Start SOURCE RECORDS
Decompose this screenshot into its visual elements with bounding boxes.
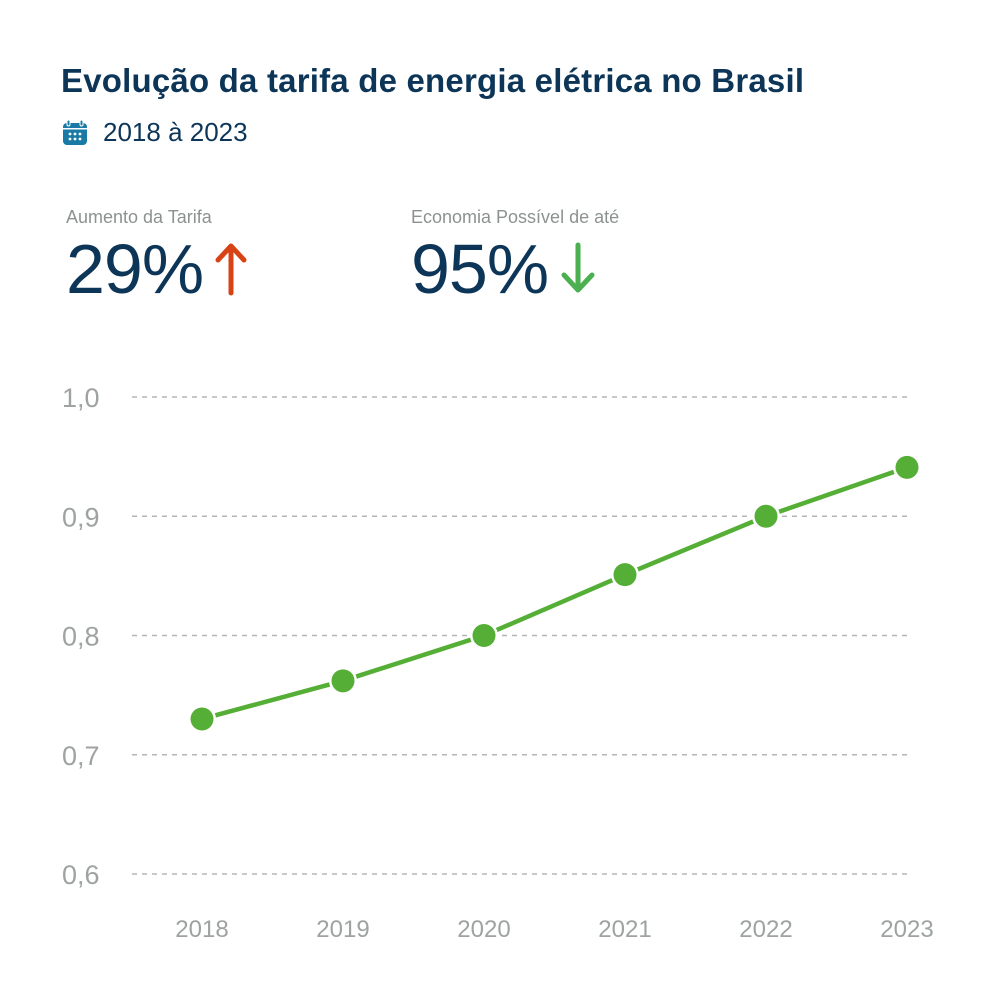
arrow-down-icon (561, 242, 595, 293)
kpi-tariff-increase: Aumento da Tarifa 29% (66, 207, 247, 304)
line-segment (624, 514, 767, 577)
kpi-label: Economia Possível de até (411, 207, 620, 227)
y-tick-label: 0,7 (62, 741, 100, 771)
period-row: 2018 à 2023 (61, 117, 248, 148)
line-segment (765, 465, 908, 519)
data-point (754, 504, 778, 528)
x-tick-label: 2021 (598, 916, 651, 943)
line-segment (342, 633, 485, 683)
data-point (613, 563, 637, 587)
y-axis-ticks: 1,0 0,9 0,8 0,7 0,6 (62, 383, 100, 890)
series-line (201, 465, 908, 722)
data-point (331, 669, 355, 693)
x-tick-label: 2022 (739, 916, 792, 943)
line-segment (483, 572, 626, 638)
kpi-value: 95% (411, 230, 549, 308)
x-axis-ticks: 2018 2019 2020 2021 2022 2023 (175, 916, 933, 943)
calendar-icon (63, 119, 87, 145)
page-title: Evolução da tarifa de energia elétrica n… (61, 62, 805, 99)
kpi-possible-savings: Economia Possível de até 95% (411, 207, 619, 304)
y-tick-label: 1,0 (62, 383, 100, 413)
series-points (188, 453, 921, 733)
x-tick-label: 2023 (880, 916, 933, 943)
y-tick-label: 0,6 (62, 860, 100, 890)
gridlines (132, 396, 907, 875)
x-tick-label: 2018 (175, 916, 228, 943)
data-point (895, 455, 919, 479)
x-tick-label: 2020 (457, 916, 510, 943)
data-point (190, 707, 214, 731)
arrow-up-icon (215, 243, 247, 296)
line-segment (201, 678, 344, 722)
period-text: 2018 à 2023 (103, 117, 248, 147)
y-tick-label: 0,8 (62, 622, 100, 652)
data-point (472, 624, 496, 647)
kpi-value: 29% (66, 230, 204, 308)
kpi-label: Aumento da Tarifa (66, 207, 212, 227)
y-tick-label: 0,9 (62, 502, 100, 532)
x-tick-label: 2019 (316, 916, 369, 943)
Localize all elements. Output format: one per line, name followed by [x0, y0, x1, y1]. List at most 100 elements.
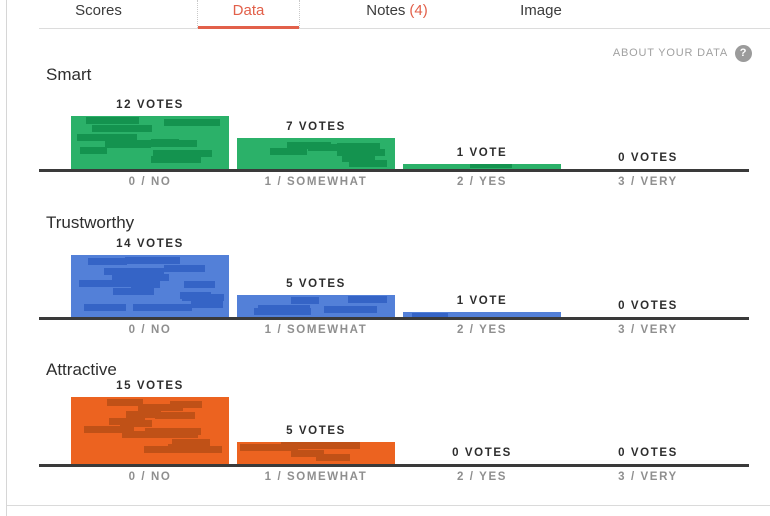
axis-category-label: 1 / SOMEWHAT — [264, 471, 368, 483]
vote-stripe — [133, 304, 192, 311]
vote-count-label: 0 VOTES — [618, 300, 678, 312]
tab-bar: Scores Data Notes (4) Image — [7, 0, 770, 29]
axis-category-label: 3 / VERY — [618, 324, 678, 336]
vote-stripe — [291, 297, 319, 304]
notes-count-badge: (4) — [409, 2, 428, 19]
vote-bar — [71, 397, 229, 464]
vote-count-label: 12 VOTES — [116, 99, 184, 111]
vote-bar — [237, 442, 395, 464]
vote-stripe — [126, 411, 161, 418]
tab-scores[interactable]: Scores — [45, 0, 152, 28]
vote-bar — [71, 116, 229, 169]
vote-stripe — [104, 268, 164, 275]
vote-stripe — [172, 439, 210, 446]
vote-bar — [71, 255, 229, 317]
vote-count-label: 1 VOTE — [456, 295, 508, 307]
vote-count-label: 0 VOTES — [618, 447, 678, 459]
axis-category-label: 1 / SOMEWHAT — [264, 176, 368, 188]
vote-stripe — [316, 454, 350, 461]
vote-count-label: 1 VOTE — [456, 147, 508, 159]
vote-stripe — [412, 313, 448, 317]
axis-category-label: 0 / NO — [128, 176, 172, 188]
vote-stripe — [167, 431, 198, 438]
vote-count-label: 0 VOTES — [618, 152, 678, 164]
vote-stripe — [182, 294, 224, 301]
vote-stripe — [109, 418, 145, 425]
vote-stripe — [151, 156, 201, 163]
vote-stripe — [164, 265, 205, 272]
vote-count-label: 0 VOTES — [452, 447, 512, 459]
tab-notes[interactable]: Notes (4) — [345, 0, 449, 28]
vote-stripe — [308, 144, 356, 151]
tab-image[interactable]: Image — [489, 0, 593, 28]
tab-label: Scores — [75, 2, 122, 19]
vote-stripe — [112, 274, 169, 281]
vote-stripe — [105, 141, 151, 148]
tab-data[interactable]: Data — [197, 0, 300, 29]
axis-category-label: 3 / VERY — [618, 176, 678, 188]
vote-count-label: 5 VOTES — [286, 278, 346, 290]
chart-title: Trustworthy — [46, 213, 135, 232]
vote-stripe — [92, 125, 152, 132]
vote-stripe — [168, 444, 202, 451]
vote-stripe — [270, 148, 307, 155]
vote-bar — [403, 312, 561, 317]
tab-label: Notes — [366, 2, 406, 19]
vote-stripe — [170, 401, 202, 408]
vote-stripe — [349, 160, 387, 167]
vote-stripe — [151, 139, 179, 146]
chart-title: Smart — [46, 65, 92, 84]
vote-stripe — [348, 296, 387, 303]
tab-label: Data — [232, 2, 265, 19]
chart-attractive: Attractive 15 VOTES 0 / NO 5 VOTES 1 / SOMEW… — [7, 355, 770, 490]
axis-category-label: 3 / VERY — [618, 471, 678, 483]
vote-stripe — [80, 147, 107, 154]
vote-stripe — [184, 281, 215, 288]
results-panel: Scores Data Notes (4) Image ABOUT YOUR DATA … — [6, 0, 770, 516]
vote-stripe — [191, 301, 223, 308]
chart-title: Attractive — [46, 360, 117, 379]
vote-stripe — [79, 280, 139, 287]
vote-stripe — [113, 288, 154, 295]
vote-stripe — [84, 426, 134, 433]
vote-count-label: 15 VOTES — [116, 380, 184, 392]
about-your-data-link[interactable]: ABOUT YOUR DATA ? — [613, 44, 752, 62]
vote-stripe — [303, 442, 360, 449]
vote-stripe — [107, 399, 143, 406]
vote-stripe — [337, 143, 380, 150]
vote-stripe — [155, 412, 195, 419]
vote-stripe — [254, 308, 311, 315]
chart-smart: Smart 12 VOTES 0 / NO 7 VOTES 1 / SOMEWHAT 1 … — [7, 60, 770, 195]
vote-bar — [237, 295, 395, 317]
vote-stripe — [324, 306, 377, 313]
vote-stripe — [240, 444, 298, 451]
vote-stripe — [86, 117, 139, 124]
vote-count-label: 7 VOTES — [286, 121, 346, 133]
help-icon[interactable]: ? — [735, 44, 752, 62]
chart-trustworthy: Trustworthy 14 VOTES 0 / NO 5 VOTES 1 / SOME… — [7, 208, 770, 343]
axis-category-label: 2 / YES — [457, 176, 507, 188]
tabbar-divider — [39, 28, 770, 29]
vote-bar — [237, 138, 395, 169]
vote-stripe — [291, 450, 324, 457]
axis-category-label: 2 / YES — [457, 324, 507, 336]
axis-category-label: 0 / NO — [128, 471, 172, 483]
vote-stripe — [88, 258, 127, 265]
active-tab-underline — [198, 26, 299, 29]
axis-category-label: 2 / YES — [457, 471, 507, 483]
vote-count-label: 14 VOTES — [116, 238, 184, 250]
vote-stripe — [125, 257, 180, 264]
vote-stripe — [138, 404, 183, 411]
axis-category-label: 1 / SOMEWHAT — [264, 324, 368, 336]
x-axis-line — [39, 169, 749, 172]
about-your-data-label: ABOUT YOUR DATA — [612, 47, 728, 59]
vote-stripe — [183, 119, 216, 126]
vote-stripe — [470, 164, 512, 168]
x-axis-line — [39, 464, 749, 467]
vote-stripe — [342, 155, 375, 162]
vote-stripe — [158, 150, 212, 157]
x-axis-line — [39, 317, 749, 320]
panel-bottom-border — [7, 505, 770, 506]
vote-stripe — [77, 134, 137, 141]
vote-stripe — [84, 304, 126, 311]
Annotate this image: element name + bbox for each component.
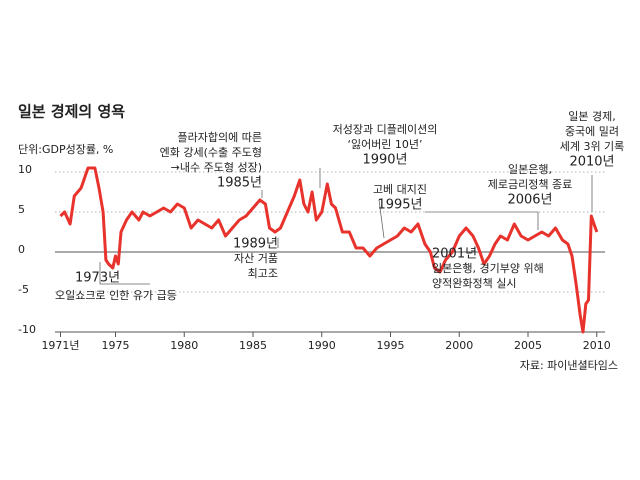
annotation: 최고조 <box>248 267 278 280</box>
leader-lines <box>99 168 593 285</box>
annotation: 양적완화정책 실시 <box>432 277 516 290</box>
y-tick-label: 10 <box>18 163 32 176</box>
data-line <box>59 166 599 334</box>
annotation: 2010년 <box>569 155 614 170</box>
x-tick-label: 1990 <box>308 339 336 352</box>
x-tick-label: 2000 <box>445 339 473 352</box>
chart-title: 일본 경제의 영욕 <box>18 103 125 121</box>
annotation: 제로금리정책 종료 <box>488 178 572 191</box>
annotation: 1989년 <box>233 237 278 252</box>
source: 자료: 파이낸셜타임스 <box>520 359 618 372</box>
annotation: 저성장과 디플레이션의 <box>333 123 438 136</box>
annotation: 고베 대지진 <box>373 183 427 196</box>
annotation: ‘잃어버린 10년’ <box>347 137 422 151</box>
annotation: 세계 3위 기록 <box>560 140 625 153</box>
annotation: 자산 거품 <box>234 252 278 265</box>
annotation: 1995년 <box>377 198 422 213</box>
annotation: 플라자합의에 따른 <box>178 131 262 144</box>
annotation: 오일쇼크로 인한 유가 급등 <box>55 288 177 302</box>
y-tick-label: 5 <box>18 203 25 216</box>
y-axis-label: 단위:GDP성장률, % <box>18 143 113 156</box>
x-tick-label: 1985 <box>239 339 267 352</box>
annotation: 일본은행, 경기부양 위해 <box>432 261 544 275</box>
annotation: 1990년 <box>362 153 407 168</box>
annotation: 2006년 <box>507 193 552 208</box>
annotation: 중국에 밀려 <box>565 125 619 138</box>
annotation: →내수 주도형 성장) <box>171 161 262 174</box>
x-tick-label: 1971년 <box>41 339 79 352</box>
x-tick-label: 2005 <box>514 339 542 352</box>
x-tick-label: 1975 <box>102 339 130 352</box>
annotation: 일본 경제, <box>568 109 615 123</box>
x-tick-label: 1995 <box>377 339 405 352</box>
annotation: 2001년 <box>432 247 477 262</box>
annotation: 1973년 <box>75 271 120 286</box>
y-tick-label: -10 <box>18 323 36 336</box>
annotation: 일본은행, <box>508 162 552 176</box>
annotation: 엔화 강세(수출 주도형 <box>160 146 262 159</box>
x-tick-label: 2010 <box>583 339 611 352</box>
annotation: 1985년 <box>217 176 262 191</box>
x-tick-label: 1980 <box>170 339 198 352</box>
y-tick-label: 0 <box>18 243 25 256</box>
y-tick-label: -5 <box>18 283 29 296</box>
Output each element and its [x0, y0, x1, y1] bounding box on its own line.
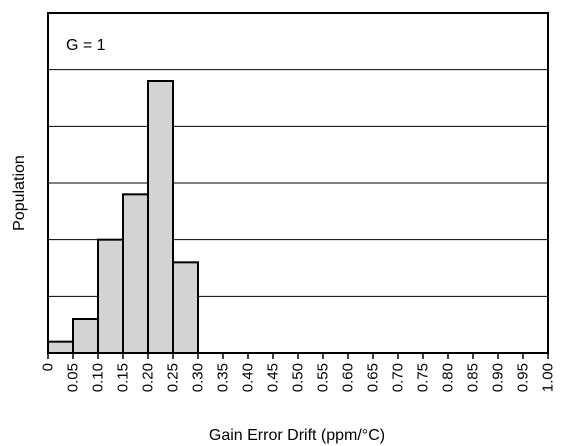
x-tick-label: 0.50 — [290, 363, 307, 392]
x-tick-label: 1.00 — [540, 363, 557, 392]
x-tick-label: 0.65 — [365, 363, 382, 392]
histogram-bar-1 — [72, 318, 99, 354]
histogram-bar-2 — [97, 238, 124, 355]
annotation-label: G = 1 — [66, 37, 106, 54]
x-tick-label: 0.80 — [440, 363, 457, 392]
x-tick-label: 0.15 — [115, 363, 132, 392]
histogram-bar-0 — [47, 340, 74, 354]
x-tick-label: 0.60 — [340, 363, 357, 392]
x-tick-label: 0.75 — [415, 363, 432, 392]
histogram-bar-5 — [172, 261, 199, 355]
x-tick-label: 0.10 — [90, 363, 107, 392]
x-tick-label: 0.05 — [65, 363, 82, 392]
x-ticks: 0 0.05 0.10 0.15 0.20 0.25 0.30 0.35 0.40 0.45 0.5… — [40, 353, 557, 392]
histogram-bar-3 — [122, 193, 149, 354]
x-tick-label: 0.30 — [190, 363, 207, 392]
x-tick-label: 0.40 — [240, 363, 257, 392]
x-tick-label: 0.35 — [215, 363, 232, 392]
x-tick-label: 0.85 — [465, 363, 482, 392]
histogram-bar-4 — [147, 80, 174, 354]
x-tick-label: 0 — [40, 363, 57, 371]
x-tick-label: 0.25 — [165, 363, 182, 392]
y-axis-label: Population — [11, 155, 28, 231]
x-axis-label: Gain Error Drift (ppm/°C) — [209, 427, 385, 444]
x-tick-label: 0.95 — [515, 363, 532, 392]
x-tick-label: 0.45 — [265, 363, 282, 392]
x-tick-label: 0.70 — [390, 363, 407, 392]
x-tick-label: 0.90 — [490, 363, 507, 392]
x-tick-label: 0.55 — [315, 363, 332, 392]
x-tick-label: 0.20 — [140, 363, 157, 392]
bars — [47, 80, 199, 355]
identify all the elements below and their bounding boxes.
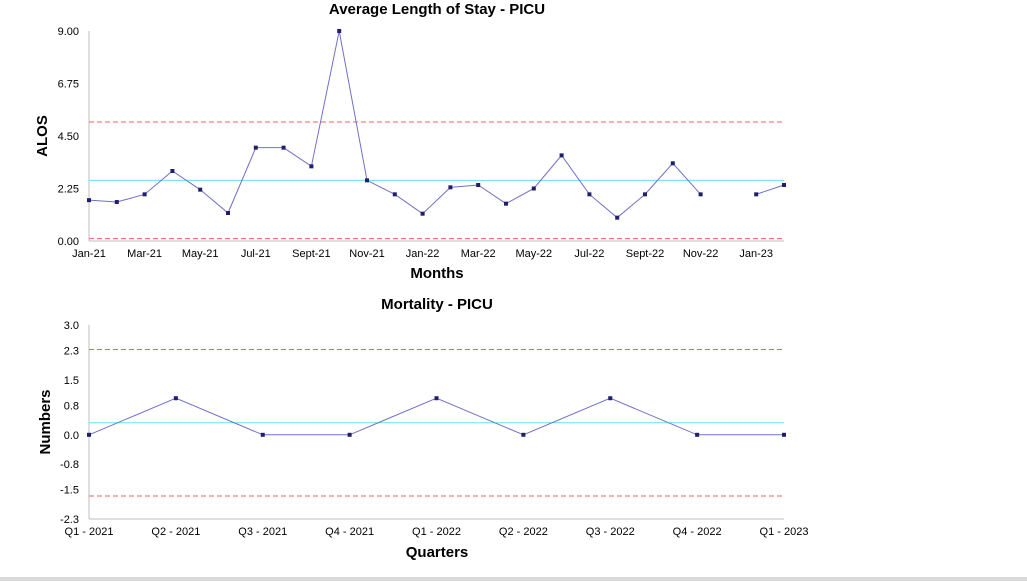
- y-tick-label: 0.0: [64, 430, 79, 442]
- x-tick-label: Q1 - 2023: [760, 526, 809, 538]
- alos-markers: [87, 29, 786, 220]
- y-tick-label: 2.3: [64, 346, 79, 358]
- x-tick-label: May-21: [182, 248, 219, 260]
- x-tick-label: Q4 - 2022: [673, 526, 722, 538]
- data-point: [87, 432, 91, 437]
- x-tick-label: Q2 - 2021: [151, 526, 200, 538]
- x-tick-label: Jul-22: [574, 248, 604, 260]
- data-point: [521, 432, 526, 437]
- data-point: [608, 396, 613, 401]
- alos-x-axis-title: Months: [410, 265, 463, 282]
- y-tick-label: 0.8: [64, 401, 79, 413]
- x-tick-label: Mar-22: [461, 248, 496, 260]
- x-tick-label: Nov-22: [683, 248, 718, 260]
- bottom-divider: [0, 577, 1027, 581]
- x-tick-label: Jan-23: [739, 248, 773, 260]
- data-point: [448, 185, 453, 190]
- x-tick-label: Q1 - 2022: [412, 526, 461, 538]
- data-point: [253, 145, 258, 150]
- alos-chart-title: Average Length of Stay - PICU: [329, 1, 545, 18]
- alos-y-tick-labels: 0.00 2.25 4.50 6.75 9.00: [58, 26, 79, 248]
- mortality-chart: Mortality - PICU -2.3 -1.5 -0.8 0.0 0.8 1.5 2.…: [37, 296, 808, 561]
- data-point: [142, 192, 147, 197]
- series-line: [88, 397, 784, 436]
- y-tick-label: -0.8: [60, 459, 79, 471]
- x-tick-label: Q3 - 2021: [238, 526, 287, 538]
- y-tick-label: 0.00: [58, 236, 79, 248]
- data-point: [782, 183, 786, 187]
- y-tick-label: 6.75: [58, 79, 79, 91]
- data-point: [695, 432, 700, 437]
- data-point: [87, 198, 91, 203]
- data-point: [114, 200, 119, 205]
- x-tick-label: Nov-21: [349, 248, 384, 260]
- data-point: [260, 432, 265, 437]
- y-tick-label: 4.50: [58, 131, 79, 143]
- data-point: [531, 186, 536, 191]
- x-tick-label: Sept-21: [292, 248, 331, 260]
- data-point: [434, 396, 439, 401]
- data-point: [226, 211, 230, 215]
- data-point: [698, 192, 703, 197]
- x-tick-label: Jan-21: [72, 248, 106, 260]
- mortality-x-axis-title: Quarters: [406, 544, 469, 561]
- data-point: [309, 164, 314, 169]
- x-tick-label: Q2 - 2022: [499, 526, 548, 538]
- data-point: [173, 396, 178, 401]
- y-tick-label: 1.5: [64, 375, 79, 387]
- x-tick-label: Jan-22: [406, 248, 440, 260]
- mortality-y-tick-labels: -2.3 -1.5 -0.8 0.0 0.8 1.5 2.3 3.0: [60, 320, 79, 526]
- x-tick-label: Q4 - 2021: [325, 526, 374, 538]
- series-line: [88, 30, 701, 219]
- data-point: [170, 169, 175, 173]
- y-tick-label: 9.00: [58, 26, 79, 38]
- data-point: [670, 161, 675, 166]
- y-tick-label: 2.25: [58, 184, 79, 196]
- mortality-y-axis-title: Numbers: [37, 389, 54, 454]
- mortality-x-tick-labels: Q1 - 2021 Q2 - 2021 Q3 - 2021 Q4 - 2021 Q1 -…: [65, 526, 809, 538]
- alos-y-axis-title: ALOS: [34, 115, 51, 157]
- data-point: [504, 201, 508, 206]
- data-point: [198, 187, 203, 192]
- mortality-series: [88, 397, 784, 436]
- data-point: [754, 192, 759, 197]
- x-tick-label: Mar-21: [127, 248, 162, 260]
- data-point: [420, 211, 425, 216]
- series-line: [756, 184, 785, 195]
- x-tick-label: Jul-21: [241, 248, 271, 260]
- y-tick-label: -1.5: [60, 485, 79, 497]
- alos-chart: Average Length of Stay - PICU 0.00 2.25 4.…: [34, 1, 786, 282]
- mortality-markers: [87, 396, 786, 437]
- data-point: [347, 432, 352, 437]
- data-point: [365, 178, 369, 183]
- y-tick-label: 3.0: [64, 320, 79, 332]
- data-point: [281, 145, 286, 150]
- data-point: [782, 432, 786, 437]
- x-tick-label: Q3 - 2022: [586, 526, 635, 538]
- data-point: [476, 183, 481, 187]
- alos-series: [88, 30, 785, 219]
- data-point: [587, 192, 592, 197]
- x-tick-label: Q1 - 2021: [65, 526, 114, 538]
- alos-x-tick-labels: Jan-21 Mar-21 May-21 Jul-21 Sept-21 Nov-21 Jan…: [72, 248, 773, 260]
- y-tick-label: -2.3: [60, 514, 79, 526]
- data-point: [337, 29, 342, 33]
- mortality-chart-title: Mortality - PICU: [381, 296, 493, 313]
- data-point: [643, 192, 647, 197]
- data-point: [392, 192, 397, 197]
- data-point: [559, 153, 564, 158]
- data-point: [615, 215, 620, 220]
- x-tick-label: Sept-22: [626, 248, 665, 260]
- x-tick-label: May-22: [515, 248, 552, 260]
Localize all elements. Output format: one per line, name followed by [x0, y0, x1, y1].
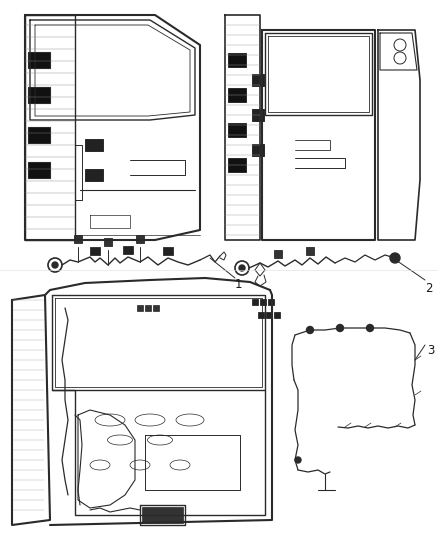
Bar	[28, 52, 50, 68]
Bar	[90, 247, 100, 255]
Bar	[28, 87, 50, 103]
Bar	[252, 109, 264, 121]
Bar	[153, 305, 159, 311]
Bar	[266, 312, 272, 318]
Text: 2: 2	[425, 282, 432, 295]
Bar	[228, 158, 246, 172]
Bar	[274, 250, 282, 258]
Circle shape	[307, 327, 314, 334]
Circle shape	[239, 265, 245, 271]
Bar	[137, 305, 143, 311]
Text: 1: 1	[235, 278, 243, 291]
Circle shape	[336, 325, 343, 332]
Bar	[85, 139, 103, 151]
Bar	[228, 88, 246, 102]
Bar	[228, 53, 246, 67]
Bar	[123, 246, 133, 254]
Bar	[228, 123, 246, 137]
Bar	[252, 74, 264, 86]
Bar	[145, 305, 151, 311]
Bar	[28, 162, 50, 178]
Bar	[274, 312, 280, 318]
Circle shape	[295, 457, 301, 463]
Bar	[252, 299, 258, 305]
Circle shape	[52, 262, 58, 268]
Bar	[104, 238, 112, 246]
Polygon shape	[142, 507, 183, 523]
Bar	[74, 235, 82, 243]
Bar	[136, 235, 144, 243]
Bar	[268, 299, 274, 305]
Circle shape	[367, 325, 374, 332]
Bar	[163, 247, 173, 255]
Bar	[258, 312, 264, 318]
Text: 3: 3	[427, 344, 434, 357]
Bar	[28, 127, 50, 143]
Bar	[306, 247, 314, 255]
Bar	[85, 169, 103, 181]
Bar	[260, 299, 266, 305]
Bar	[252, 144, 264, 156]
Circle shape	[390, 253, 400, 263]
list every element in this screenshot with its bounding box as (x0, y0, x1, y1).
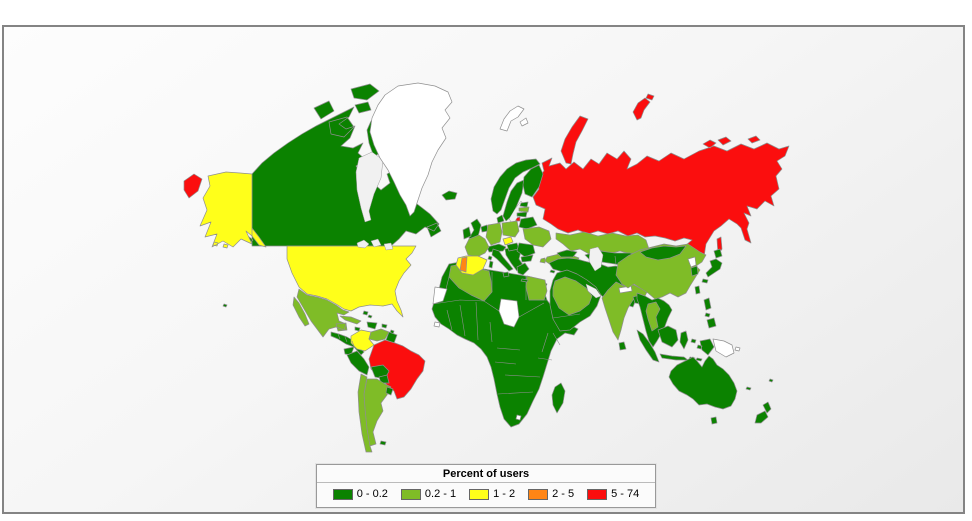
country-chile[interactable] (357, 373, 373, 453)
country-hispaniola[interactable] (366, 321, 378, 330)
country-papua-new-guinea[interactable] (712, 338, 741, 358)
End SOURCE RECORDS
▶ **GOAL**
Can you reproduce the material starting at the line that has "arrow-down-icon (561, 242, 595, 293)" and ending with the line that has "data-point (754, 504, 778, 528)", substituting "chart-segment" for "line-segment" and changing nothing else?

▶ **OUTPUT FOR THIS TASK**
arrow-down-icon (561, 242, 595, 293)
kpi-tariff-increase: Aumento da Tarifa 29% (66, 207, 247, 304)
chart-segment (624, 514, 767, 577)
kpi-label: Economia Possível de até (411, 207, 620, 227)
y-tick-label: 0,7 (62, 741, 100, 771)
period-row: 2018 à 2023 (61, 117, 248, 148)
chart-segment (765, 465, 908, 519)
data-point (754, 504, 778, 528)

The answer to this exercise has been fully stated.